Problem description: Reproduce every entry exactly.

-------- Working data --------

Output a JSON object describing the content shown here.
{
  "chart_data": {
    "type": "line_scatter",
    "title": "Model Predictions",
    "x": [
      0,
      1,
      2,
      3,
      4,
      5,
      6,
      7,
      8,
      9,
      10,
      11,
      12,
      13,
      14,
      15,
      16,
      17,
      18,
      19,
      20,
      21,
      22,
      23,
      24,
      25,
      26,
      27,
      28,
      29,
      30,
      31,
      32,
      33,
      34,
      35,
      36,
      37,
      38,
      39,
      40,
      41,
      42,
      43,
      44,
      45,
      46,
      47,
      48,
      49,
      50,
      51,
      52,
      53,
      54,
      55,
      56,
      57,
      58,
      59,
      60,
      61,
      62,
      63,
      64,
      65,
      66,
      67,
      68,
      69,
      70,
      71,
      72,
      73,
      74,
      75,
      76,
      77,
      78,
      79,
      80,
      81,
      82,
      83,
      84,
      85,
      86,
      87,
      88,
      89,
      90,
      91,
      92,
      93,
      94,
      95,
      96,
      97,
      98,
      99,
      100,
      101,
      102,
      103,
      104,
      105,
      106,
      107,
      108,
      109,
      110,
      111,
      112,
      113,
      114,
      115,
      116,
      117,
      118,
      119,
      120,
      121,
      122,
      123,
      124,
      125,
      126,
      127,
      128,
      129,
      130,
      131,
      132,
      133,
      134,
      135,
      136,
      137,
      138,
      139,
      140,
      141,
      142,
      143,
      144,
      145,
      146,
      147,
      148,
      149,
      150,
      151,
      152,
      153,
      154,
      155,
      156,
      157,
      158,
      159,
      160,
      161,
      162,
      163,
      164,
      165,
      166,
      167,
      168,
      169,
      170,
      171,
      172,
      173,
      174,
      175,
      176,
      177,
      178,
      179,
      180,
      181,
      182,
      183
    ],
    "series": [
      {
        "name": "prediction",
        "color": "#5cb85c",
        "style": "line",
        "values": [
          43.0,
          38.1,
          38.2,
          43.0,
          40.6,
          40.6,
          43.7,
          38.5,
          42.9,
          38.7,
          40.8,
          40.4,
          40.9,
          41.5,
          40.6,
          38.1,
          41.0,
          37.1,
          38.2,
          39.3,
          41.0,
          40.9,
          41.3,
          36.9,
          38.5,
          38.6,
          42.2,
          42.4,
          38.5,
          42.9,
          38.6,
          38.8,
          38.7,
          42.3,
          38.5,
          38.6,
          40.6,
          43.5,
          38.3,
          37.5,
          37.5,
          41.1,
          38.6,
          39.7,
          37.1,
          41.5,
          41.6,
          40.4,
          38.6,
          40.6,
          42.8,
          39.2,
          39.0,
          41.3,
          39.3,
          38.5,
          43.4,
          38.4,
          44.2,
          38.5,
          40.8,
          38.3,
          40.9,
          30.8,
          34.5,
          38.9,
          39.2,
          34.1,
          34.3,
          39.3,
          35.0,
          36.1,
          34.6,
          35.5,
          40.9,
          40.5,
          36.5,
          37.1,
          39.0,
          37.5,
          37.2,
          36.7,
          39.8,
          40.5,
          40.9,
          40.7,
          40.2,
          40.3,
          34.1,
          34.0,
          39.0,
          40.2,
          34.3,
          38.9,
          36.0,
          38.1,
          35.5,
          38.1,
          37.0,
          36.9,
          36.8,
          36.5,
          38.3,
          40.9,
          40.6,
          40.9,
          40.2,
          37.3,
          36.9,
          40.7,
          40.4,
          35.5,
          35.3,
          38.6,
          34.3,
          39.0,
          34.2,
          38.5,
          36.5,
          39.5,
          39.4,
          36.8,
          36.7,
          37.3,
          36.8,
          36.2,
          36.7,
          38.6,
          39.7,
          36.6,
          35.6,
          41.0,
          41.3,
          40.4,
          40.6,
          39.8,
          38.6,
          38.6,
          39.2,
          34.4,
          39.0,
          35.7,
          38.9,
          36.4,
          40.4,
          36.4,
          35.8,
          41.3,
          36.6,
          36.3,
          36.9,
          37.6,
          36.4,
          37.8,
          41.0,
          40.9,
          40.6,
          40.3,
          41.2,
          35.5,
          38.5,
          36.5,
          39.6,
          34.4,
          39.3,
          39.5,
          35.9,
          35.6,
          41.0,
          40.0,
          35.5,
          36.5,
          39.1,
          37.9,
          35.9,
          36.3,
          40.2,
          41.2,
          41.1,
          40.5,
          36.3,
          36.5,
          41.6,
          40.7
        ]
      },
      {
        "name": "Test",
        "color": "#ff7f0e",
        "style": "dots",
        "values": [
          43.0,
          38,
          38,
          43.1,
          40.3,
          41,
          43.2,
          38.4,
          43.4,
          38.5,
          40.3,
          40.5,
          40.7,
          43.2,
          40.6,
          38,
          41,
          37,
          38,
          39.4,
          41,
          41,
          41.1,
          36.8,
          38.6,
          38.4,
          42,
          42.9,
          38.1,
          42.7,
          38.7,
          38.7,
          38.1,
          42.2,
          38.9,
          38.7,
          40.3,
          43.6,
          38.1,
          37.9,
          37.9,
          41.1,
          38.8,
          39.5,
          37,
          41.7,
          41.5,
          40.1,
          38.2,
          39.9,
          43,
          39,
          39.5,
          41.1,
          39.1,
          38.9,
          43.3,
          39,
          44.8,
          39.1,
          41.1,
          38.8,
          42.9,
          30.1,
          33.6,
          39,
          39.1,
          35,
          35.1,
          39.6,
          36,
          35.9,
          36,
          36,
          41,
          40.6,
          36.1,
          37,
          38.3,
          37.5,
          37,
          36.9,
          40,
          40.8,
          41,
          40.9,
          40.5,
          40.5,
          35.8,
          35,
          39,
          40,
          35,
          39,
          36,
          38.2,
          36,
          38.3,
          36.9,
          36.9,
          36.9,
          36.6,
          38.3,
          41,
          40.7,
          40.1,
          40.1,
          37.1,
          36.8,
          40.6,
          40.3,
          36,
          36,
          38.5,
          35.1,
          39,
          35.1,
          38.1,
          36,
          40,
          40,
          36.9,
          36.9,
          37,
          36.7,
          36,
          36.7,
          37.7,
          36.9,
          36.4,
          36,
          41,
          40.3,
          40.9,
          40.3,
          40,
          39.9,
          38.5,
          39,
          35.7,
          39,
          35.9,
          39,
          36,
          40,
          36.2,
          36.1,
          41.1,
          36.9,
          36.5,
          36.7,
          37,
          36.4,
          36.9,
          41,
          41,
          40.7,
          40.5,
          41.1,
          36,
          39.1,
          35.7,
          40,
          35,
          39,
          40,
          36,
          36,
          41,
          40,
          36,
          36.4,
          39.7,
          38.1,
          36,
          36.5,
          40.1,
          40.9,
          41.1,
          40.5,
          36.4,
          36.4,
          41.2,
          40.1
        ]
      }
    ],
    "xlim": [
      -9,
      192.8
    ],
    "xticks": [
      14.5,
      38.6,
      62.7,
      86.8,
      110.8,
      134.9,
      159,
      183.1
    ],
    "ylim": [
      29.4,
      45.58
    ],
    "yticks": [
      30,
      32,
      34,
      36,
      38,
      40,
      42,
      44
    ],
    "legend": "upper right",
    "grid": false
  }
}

--------

Response to the exercise:
Output a JSON object describing the content shown here.
{
  "chart_data": {
    "type": "line_scatter",
    "title": "Model Predictions",
    "x": [
      0,
      1,
      2,
      3,
      4,
      5,
      6,
      7,
      8,
      9,
      10,
      11,
      12,
      13,
      14,
      15,
      16,
      17,
      18,
      19,
      20,
      21,
      22,
      23,
      24,
      25,
      26,
      27,
      28,
      29,
      30,
      31,
      32,
      33,
      34,
      35,
      36,
      37,
      38,
      39,
      40,
      41,
      42,
      43,
      44,
      45,
      46,
      47,
      48,
      49,
      50,
      51,
      52,
      53,
      54,
      55,
      56,
      57,
      58,
      59,
      60,
      61,
      62,
      63,
      64,
      65,
      66,
      67,
      68,
      69,
      70,
      71,
      72,
      73,
      74,
      75,
      76,
      77,
      78,
      79,
      80,
      81,
      82,
      83,
      84,
      85,
      86,
      87,
      88,
      89,
      90,
      91,
      92,
      93,
      94,
      95,
      96,
      97,
      98,
      99,
      100,
      101,
      102,
      103,
      104,
      105,
      106,
      107,
      108,
      109,
      110,
      111,
      112,
      113,
      114,
      115,
      116,
      117,
      118,
      119,
      120,
      121,
      122,
      123,
      124,
      125,
      126,
      127,
      128,
      129,
      130,
      131,
      132,
      133,
      134,
      135,
      136,
      137,
      138,
      139,
      140,
      141,
      142,
      143,
      144,
      145,
      146,
      147,
      148,
      149,
      150,
      151,
      152,
      153,
      154,
      155,
      156,
      157,
      158,
      159,
      160,
      161,
      162,
      163,
      164,
      165,
      166,
      167,
      168,
      169,
      170,
      171,
      172,
      173,
      174,
      175,
      176,
      177,
      178,
      179,
      180,
      181,
      182,
      183
    ],
    "series": [
      {
        "name": "prediction",
        "color": "#5cb85c",
        "style": "line",
        "values": [
          43.0,
          38.1,
          38.2,
          43.0,
          40.6,
          40.6,
          43.7,
          38.5,
          42.9,
          38.7,
          40.8,
          40.4,
          40.9,
          41.5,
          40.6,
          38.1,
          41.0,
          37.1,
          38.2,
          39.3,
          41.0,
          40.9,
          41.3,
          36.9,
          38.5,
          38.6,
          42.2,
          42.4,
          38.5,
          42.9,
          38.6,
          38.8,
          38.7,
          42.3,
          38.5,
          38.6,
          40.6,
          43.5,
          38.3,
          37.5,
          37.5,
          41.1,
          38.6,
          39.7,
          37.1,
          41.5,
          41.6,
          40.4,
          38.6,
          40.6,
          42.8,
          39.2,
          39.0,
          41.3,
          39.3,
          38.5,
          43.4,
          38.4,
          44.2,
          38.5,
          40.8,
          38.3,
          40.9,
          30.8,
          34.5,
          38.9,
          39.2,
          34.1,
          34.3,
          39.3,
          35.0,
          36.1,
          34.6,
          35.5,
          40.9,
          40.5,
          36.5,
          37.1,
          39.0,
          37.5,
          37.2,
          36.7,
          39.8,
          40.5,
          40.9,
          40.7,
          40.2,
          40.3,
          34.1,
          34.0,
          39.0,
          40.2,
          34.3,
          38.9,
          36.0,
          38.1,
          35.5,
          38.1,
          37.0,
          36.9,
          36.8,
          36.5,
          38.3,
          40.9,
          40.6,
          40.9,
          40.2,
          37.3,
          36.9,
          40.7,
          40.4,
          35.5,
          35.3,
          38.6,
          34.3,
          39.0,
          34.2,
          38.5,
          36.5,
          39.5,
          39.4,
          36.8,
          36.7,
          37.3,
          36.8,
          36.2,
          36.7,
          38.6,
          39.7,
          36.6,
          35.6,
          41.0,
          41.3,
          40.4,
          40.6,
          39.8,
          38.6,
          38.6,
          39.2,
          34.4,
          39.0,
          35.7,
          38.9,
          36.4,
          40.4,
          36.4,
          35.8,
          41.3,
          36.6,
          36.3,
          36.9,
          37.6,
          36.4,
          37.8,
          41.0,
          40.9,
          40.6,
          40.3,
          41.2,
          35.5,
          38.5,
          36.5,
          39.6,
          34.4,
          39.3,
          39.5,
          35.9,
          35.6,
          41.0,
          40.0,
          35.5,
          36.5,
          39.1,
          37.9,
          35.9,
          36.3,
          40.2,
          41.2,
          41.1,
          40.5,
          36.3,
          36.5,
          41.6,
          40.7
        ]
      },
      {
        "name": "Test",
        "color": "#ff7f0e",
        "style": "dots",
        "values": [
          43.0,
          38,
          38,
          43.1,
          40.3,
          41,
          43.2,
          38.4,
          43.4,
          38.5,
          40.3,
          40.5,
          40.7,
          43.2,
          40.6,
          38,
          41,
          37,
          38,
          39.4,
          41,
          41,
          41.1,
          36.8,
          38.6,
          38.4,
          42,
          42.9,
          38.1,
          42.7,
          38.7,
          38.7,
          38.1,
          42.2,
          38.9,
          38.7,
          40.3,
          43.6,
          38.1,
          37.9,
          37.9,
          41.1,
          38.8,
          39.5,
          37,
          41.7,
          41.5,
          40.1,
          38.2,
          39.9,
          43,
          39,
          39.5,
          41.1,
          39.1,
          38.9,
          43.3,
          39,
          44.8,
          39.1,
          41.1,
          38.8,
          42.9,
          30.1,
          33.6,
          39,
          39.1,
          35,
          35.1,
          39.6,
          36,
          35.9,
          36,
          36,
          41,
          40.6,
          36.1,
          37,
          38.3,
          37.5,
          37,
          36.9,
          40,
          40.8,
          41,
          40.9,
          40.5,
          40.5,
          35.8,
          35,
          39,
          40,
          35,
          39,
          36,
          38.2,
          36,
          38.3,
          36.9,
          36.9,
          36.9,
          36.6,
          38.3,
          41,
          40.7,
          40.1,
          40.1,
          37.1,
          36.8,
          40.6,
          40.3,
          36,
          36,
          38.5,
          35.1,
          39,
          35.1,
          38.1,
          36,
          40,
          40,
          36.9,
          36.9,
          37,
          36.7,
          36,
          36.7,
          37.7,
          36.9,
          36.4,
          36,
          41,
          40.3,
          40.9,
          40.3,
          40,
          39.9,
          38.5,
          39,
          35.7,
          39,
          35.9,
          39,
          36,
          40,
          36.2,
          36.1,
          41.1,
          36.9,
          36.5,
          36.7,
          37,
          36.4,
          36.9,
          41,
          41,
          40.7,
          40.5,
          41.1,
          36,
          39.1,
          35.7,
          40,
          35,
          39,
          40,
          36,
          36,
          41,
          40,
          36,
          36.4,
          39.7,
          38.1,
          36,
          36.5,
          40.1,
          40.9,
          41.1,
          40.5,
          36.4,
          36.4,
          41.2,
          40.1
        ]
      }
    ],
    "xlim": [
      -9,
      192.8
    ],
    "xticks": [
      14.5,
      38.6,
      62.7,
      86.8,
      110.8,
      134.9,
      159,
      183.1
    ],
    "ylim": [
      29.4,
      45.58
    ],
    "yticks": [
      30,
      32,
      34,
      36,
      38,
      40,
      42,
      44
    ],
    "legend": "upper right",
    "grid": false
  }
}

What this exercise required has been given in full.